Dataset items
******************************
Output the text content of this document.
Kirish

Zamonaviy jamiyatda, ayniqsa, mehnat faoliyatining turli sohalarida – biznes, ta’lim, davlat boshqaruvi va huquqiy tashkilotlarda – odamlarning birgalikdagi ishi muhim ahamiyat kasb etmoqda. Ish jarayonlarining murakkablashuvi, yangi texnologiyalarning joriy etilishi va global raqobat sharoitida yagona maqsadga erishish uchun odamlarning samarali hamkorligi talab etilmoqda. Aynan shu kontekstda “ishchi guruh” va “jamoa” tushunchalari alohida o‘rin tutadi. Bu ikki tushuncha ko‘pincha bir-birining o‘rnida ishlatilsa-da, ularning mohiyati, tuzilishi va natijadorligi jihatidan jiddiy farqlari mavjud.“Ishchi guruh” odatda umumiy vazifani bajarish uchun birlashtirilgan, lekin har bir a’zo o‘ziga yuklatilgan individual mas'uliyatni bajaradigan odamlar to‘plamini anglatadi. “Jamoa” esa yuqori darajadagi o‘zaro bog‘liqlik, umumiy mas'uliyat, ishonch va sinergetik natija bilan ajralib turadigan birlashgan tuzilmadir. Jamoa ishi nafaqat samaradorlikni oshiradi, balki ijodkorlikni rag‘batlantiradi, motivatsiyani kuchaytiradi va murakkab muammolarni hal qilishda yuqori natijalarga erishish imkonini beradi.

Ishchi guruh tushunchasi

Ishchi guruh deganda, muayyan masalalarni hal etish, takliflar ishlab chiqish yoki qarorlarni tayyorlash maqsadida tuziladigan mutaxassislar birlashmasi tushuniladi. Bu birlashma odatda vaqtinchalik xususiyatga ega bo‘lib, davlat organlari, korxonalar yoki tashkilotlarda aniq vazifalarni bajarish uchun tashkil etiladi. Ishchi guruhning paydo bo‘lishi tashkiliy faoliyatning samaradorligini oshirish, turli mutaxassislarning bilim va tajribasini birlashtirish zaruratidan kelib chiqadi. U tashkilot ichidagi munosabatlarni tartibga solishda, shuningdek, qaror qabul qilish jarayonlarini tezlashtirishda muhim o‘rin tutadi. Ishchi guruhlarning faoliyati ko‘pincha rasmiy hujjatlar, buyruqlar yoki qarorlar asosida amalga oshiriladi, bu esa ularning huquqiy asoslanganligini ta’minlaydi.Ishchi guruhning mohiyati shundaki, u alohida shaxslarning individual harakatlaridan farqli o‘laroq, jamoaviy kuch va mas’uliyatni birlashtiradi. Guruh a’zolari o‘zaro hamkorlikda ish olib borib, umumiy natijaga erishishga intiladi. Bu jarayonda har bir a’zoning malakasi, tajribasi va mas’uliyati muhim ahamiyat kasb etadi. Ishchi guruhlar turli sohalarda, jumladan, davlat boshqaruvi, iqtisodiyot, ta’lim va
******************************
Retype the listing. Match it exactly.

▸ **Worked solution**
Output the text content of this document.
Kirish

Zamonaviy jamiyatda, ayniqsa, mehnat faoliyatining turli sohalarida – biznes, ta’lim, davlat boshqaruvi va huquqiy tashkilotlarda – odamlarning birgalikdagi ishi muhim ahamiyat kasb etmoqda. Ish jarayonlarining murakkablashuvi, yangi texnologiyalarning joriy etilishi va global raqobat sharoitida yagona maqsadga erishish uchun odamlarning samarali hamkorligi talab etilmoqda. Aynan shu kontekstda “ishchi guruh” va “jamoa” tushunchalari alohida o‘rin tutadi. Bu ikki tushuncha ko‘pincha bir-birining o‘rnida ishlatilsa-da, ularning mohiyati, tuzilishi va natijadorligi jihatidan jiddiy farqlari mavjud.“Ishchi guruh” odatda umumiy vazifani bajarish uchun birlashtirilgan, lekin har bir a’zo o‘ziga yuklatilgan individual mas'uliyatni bajaradigan odamlar to‘plamini anglatadi. “Jamoa” esa yuqori darajadagi o‘zaro bog‘liqlik, umumiy mas'uliyat, ishonch va sinergetik natija bilan ajralib turadigan birlashgan tuzilmadir. Jamoa ishi nafaqat samaradorlikni oshiradi, balki ijodkorlikni rag‘batlantiradi, motivatsiyani kuchaytiradi va murakkab muammolarni hal qilishda yuqori natijalarga erishish imkonini beradi.

Ishchi guruh tushunchasi

Ishchi guruh deganda, muayyan masalalarni hal etish, takliflar ishlab chiqish yoki qarorlarni tayyorlash maqsadida tuziladigan mutaxassislar birlashmasi tushuniladi. Bu birlashma odatda vaqtinchalik xususiyatga ega bo‘lib, davlat organlari, korxonalar yoki tashkilotlarda aniq vazifalarni bajarish uchun tashkil etiladi. Ishchi guruhning paydo bo‘lishi tashkiliy faoliyatning samaradorligini oshirish, turli mutaxassislarning bilim va tajribasini birlashtirish zaruratidan kelib chiqadi. U tashkilot ichidagi munosabatlarni tartibga solishda, shuningdek, qaror qabul qilish jarayonlarini tezlashtirishda muhim o‘rin tutadi. Ishchi guruhlarning faoliyati ko‘pincha rasmiy hujjatlar, buyruqlar yoki qarorlar asosida amalga oshiriladi, bu esa ularning huquqiy asoslanganligini ta’minlaydi.Ishchi guruhning mohiyati shundaki, u alohida shaxslarning individual harakatlaridan farqli o‘laroq, jamoaviy kuch va mas’uliyatni birlashtiradi. Guruh a’zolari o‘zaro hamkorlikda ish olib borib, umumiy natijaga erishishga intiladi. Bu jarayonda har bir a’zoning malakasi, tajribasi va mas’uliyati muhim ahamiyat kasb etadi. Ishchi guruhlar turli sohalarda, jumladan, davlat boshqaruvi, iqtisodiyot, ta’lim va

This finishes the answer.